◆ **REQUEST**
No images are to be carried over; print all other material exactly as it stands.

◆ **RECORDS SHOWN**
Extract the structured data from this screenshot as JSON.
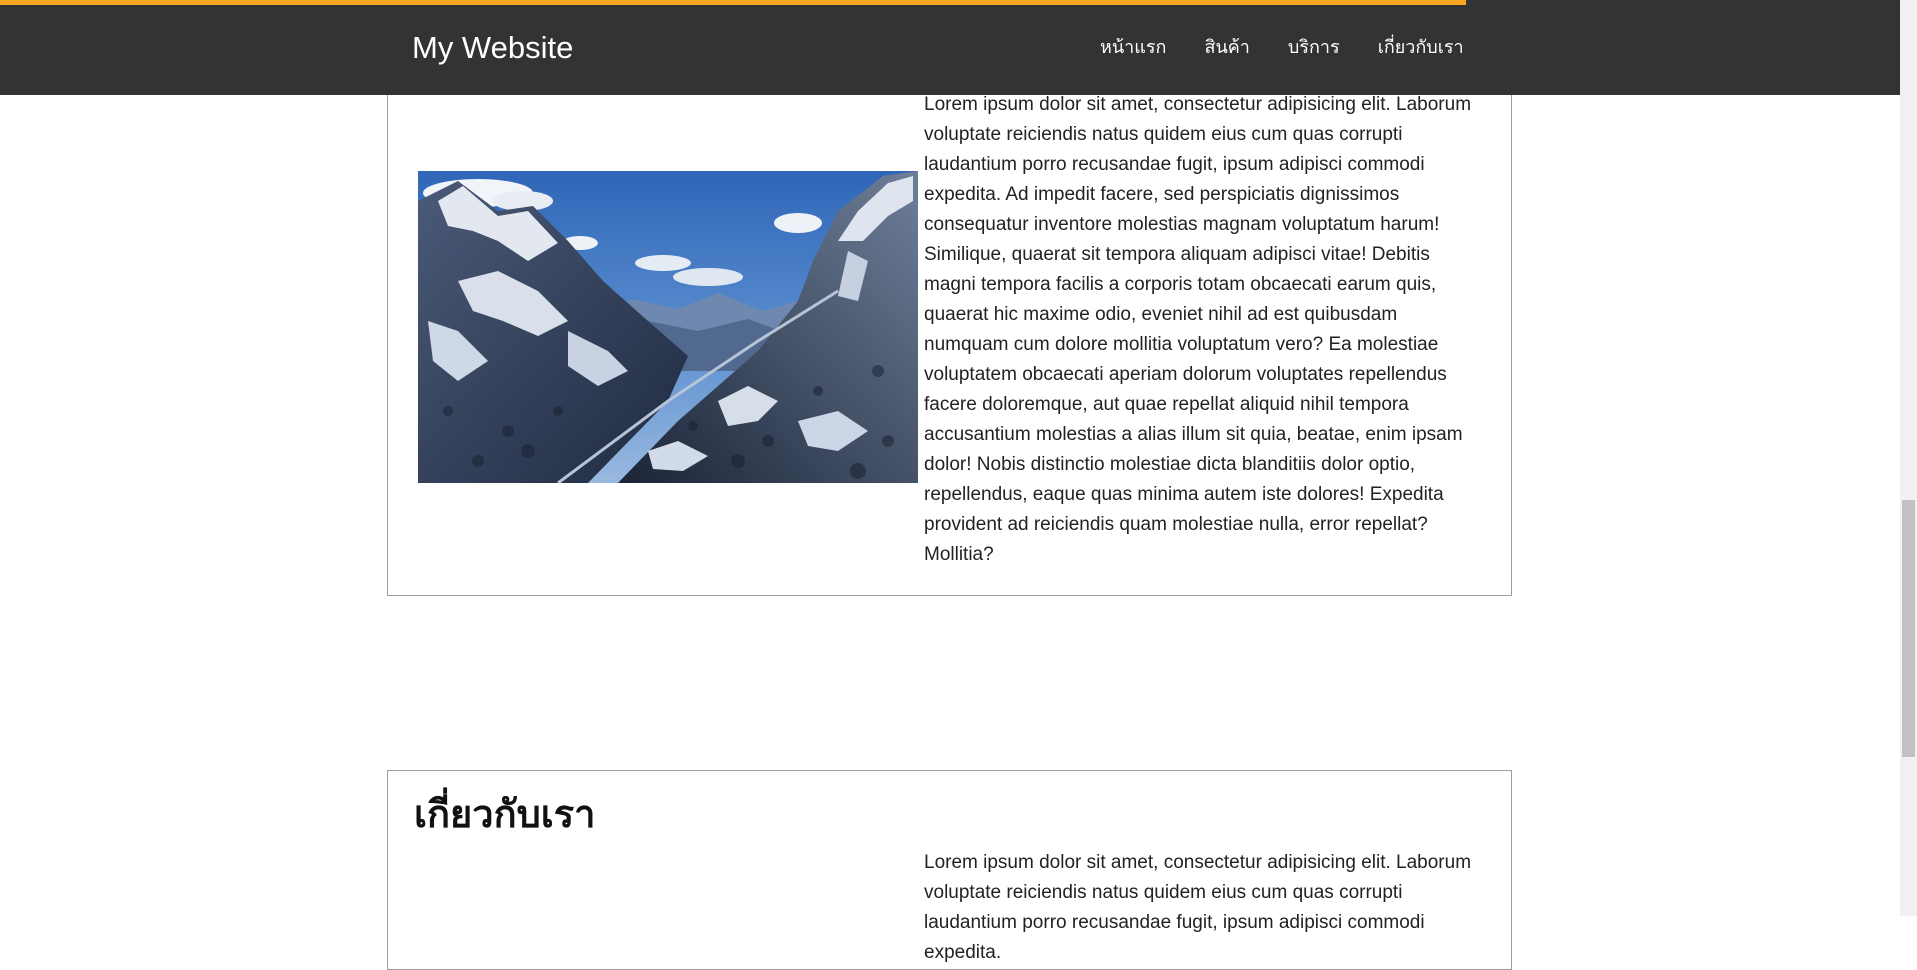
{
  "header": {
    "brand": "My Website",
    "nav": [
      "หน้าแรก",
      "สินค้า",
      "บริการ",
      "เกี่ยวกับเรา"
    ],
    "accent_color": "#f5a623",
    "background_color": "#333333"
  },
  "sections": {
    "first": {
      "image": "mountain-landscape-photo",
      "text": "Lorem ipsum dolor sit amet, consectetur adipisicing elit. Laborum voluptate reiciendis natus quidem eius cum quas corrupti laudantium porro recusandae fugit, ipsum adipisci commodi expedita. Ad impedit facere, sed perspiciatis dignissimos consequatur inventore molestias magnam voluptatum harum! Similique, quaerat sit tempora aliquam adipisci vitae! Debitis magni tempora facilis a corporis totam obcaecati earum quis, quaerat hic maxime odio, eveniet nihil ad est quibusdam numquam cum dolore mollitia voluptatum vero? Ea molestiae voluptatem obcaecati aperiam dolorum voluptates repellendus facere doloremque, aut quae repellat aliquid nihil tempora accusantium molestias a alias illum sit quia, beatae, enim ipsam dolor! Nobis distinctio molestiae dicta blanditiis dolor optio, repellendus, eaque quas minima autem iste dolores! Expedita provident ad reiciendis quam molestiae nulla, error repellat? Mollitia?"
    },
    "about": {
      "title": "เกี่ยวกับเรา",
      "text": "Lorem ipsum dolor sit amet, consectetur adipisicing elit. Laborum voluptate reiciendis natus quidem eius cum quas corrupti laudantium porro recusandae fugit, ipsum adipisci commodi expedita."
    }
  }
}
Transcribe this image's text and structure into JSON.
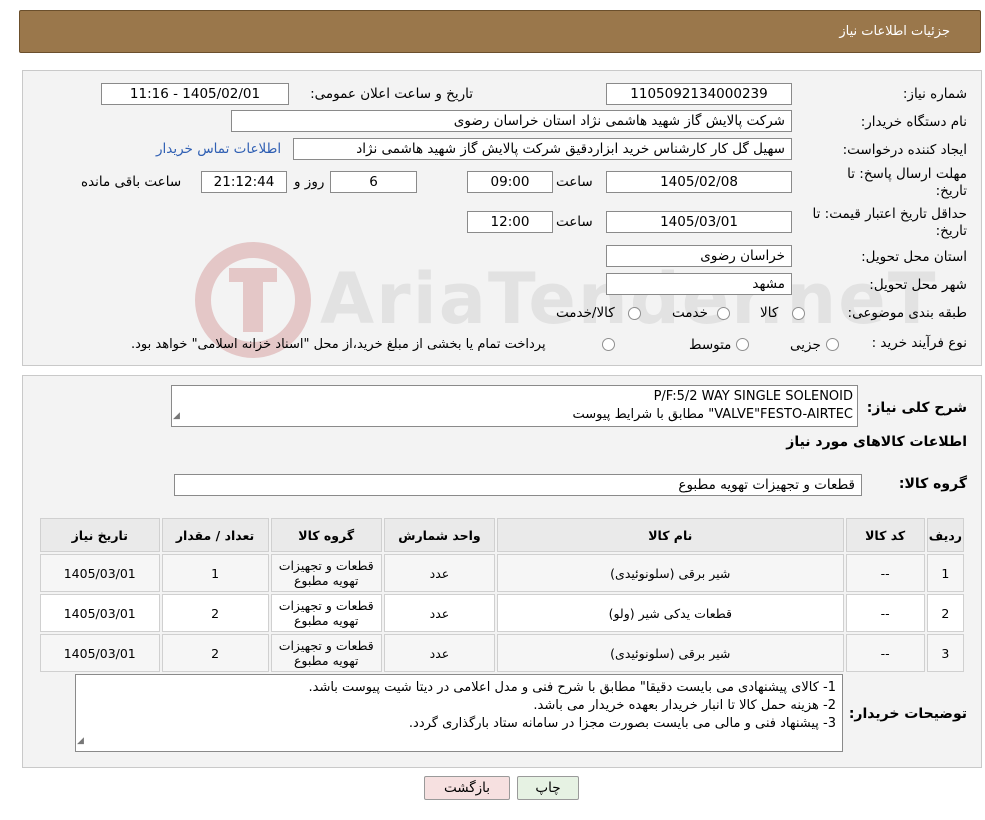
{
  "header": {
    "title": "جزئیات اطلاعات نیاز"
  },
  "form": {
    "need_number_label": "شماره نیاز:",
    "need_number": "1105092134000239",
    "announce_label": "تاریخ و ساعت اعلان عمومی:",
    "announce_value": "1405/02/01 - 11:16",
    "buyer_org_label": "نام دستگاه خریدار:",
    "buyer_org": "شرکت پالایش گاز شهید هاشمی نژاد   استان خراسان رضوی",
    "creator_label": "ایجاد کننده درخواست:",
    "creator": "سهیل گل کار کارشناس خرید ابزاردقیق شرکت پالایش گاز شهید هاشمی نژاد",
    "contact_link": "اطلاعات تماس خریدار",
    "deadline_label_1": "مهلت ارسال پاسخ: تا",
    "deadline_label_2": "تاریخ:",
    "deadline_date": "1405/02/08",
    "time_label": "ساعت",
    "deadline_time": "09:00",
    "remaining_days": "6",
    "days_label": "روز و",
    "remaining_time": "21:12:44",
    "remaining_label": "ساعت باقی مانده",
    "validity_label_1": "حداقل تاریخ اعتبار قیمت: تا",
    "validity_label_2": "تاریخ:",
    "validity_date": "1405/03/01",
    "validity_time": "12:00",
    "province_label": "استان محل تحویل:",
    "province": "خراسان رضوی",
    "city_label": "شهر محل تحویل:",
    "city": "مشهد",
    "category_label": "طبقه بندی موضوعی:",
    "category_options": [
      "کالا",
      "خدمت",
      "کالا/خدمت"
    ],
    "purchase_type_label": "نوع فرآیند خرید :",
    "purchase_options": [
      "جزیی",
      "متوسط"
    ],
    "purchase_note": "پرداخت تمام یا بخشی از مبلغ خرید،از محل \"اسناد خزانه اسلامی\" خواهد بود."
  },
  "summary": {
    "label": "شرح کلی نیاز:",
    "line1": "P/F:5/2 WAY SINGLE SOLENOID",
    "line2": "VALVE\"FESTO-AIRTEC\" مطابق با شرایط پیوست"
  },
  "goods_section_title": "اطلاعات کالاهای مورد نیاز",
  "goods_group": {
    "label": "گروه کالا:",
    "value": "قطعات و تجهیزات تهویه مطبوع"
  },
  "table": {
    "headers": [
      "ردیف",
      "کد کالا",
      "نام کالا",
      "واحد شمارش",
      "گروه کالا",
      "تعداد / مقدار",
      "تاریخ نیاز"
    ],
    "rows": [
      [
        "1",
        "--",
        "شیر برقی (سلونوئیدی)",
        "عدد",
        "قطعات و تجهیزات تهویه مطبوع",
        "1",
        "1405/03/01"
      ],
      [
        "2",
        "--",
        "قطعات یدکی شیر (ولو)",
        "عدد",
        "قطعات و تجهیزات تهویه مطبوع",
        "2",
        "1405/03/01"
      ],
      [
        "3",
        "--",
        "شیر برقی (سلونوئیدی)",
        "عدد",
        "قطعات و تجهیزات تهویه مطبوع",
        "2",
        "1405/03/01"
      ]
    ]
  },
  "notes": {
    "label": "توضیحات خریدار:",
    "lines": [
      "1-     کالای پیشنهادی می بایست دقیقا\" مطابق با شرح فنی و مدل اعلامی در دیتا شیت پیوست باشد.",
      "2-     هزینه حمل کالا تا انبار خریدار بعهده خریدار می باشد.",
      "3-     پیشنهاد فنی و مالی می بایست بصورت مجزا در سامانه ستاد بارگذاری گردد."
    ]
  },
  "buttons": {
    "print": "چاپ",
    "back": "بازگشت"
  },
  "watermark": {
    "text": "AriaTender.neT"
  },
  "colors": {
    "header": "#9a774b",
    "link": "#2f5fb3",
    "back_button": "#f6e0e0",
    "print_button": "#e6f2e3"
  }
}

◆ **EXERCISE RESULT**
Extract the structured data from this screenshot as JSON.
{
  "header": {
    "brand": "My Website",
    "nav": [
      "หน้าแรก",
      "สินค้า",
      "บริการ",
      "เกี่ยวกับเรา"
    ],
    "accent_color": "#f5a623",
    "background_color": "#333333"
  },
  "sections": {
    "first": {
      "image": "mountain-landscape-photo",
      "text": "Lorem ipsum dolor sit amet, consectetur adipisicing elit. Laborum voluptate reiciendis natus quidem eius cum quas corrupti laudantium porro recusandae fugit, ipsum adipisci commodi expedita. Ad impedit facere, sed perspiciatis dignissimos consequatur inventore molestias magnam voluptatum harum! Similique, quaerat sit tempora aliquam adipisci vitae! Debitis magni tempora facilis a corporis totam obcaecati earum quis, quaerat hic maxime odio, eveniet nihil ad est quibusdam numquam cum dolore mollitia voluptatum vero? Ea molestiae voluptatem obcaecati aperiam dolorum voluptates repellendus facere doloremque, aut quae repellat aliquid nihil tempora accusantium molestias a alias illum sit quia, beatae, enim ipsam dolor! Nobis distinctio molestiae dicta blanditiis dolor optio, repellendus, eaque quas minima autem iste dolores! Expedita provident ad reiciendis quam molestiae nulla, error repellat? Mollitia?"
    },
    "about": {
      "title": "เกี่ยวกับเรา",
      "text": "Lorem ipsum dolor sit amet, consectetur adipisicing elit. Laborum voluptate reiciendis natus quidem eius cum quas corrupti laudantium porro recusandae fugit, ipsum adipisci commodi expedita."
    }
  }
}
Transcribe this image's text and structure into JSON.
{
  "header": {
    "title": "جزئیات اطلاعات نیاز"
  },
  "form": {
    "need_number_label": "شماره نیاز:",
    "need_number": "1105092134000239",
    "announce_label": "تاریخ و ساعت اعلان عمومی:",
    "announce_value": "1405/02/01 - 11:16",
    "buyer_org_label": "نام دستگاه خریدار:",
    "buyer_org": "شرکت پالایش گاز شهید هاشمی نژاد   استان خراسان رضوی",
    "creator_label": "ایجاد کننده درخواست:",
    "creator": "سهیل گل کار کارشناس خرید ابزاردقیق شرکت پالایش گاز شهید هاشمی نژاد",
    "contact_link": "اطلاعات تماس خریدار",
    "deadline_label_1": "مهلت ارسال پاسخ: تا",
    "deadline_label_2": "تاریخ:",
    "deadline_date": "1405/02/08",
    "time_label": "ساعت",
    "deadline_time": "09:00",
    "remaining_days": "6",
    "days_label": "روز و",
    "remaining_time": "21:12:44",
    "remaining_label": "ساعت باقی مانده",
    "validity_label_1": "حداقل تاریخ اعتبار قیمت: تا",
    "validity_label_2": "تاریخ:",
    "validity_date": "1405/03/01",
    "validity_time": "12:00",
    "province_label": "استان محل تحویل:",
    "province": "خراسان رضوی",
    "city_label": "شهر محل تحویل:",
    "city": "مشهد",
    "category_label": "طبقه بندی موضوعی:",
    "category_options": [
      "کالا",
      "خدمت",
      "کالا/خدمت"
    ],
    "purchase_type_label": "نوع فرآیند خرید :",
    "purchase_options": [
      "جزیی",
      "متوسط"
    ],
    "purchase_note": "پرداخت تمام یا بخشی از مبلغ خرید،از محل \"اسناد خزانه اسلامی\" خواهد بود."
  },
  "summary": {
    "label": "شرح کلی نیاز:",
    "line1": "P/F:5/2 WAY SINGLE SOLENOID",
    "line2": "VALVE\"FESTO-AIRTEC\" مطابق با شرایط پیوست"
  },
  "goods_section_title": "اطلاعات کالاهای مورد نیاز",
  "goods_group": {
    "label": "گروه کالا:",
    "value": "قطعات و تجهیزات تهویه مطبوع"
  },
  "table": {
    "headers": [
      "ردیف",
      "کد کالا",
      "نام کالا",
      "واحد شمارش",
      "گروه کالا",
      "تعداد / مقدار",
      "تاریخ نیاز"
    ],
    "rows": [
      [
        "1",
        "--",
        "شیر برقی (سلونوئیدی)",
        "عدد",
        "قطعات و تجهیزات تهویه مطبوع",
        "1",
        "1405/03/01"
      ],
      [
        "2",
        "--",
        "قطعات یدکی شیر (ولو)",
        "عدد",
        "قطعات و تجهیزات تهویه مطبوع",
        "2",
        "1405/03/01"
      ],
      [
        "3",
        "--",
        "شیر برقی (سلونوئیدی)",
        "عدد",
        "قطعات و تجهیزات تهویه مطبوع",
        "2",
        "1405/03/01"
      ]
    ]
  },
  "notes": {
    "label": "توضیحات خریدار:",
    "lines": [
      "1-     کالای پیشنهادی می بایست دقیقا\" مطابق با شرح فنی و مدل اعلامی در دیتا شیت پیوست باشد.",
      "2-     هزینه حمل کالا تا انبار خریدار بعهده خریدار می باشد.",
      "3-     پیشنهاد فنی و مالی می بایست بصورت مجزا در سامانه ستاد بارگذاری گردد."
    ]
  },
  "buttons": {
    "print": "چاپ",
    "back": "بازگشت"
  },
  "watermark": {
    "text": "AriaTender.neT"
  },
  "colors": {
    "header": "#9a774b",
    "link": "#2f5fb3",
    "back_button": "#f6e0e0",
    "print_button": "#e6f2e3"
  }
}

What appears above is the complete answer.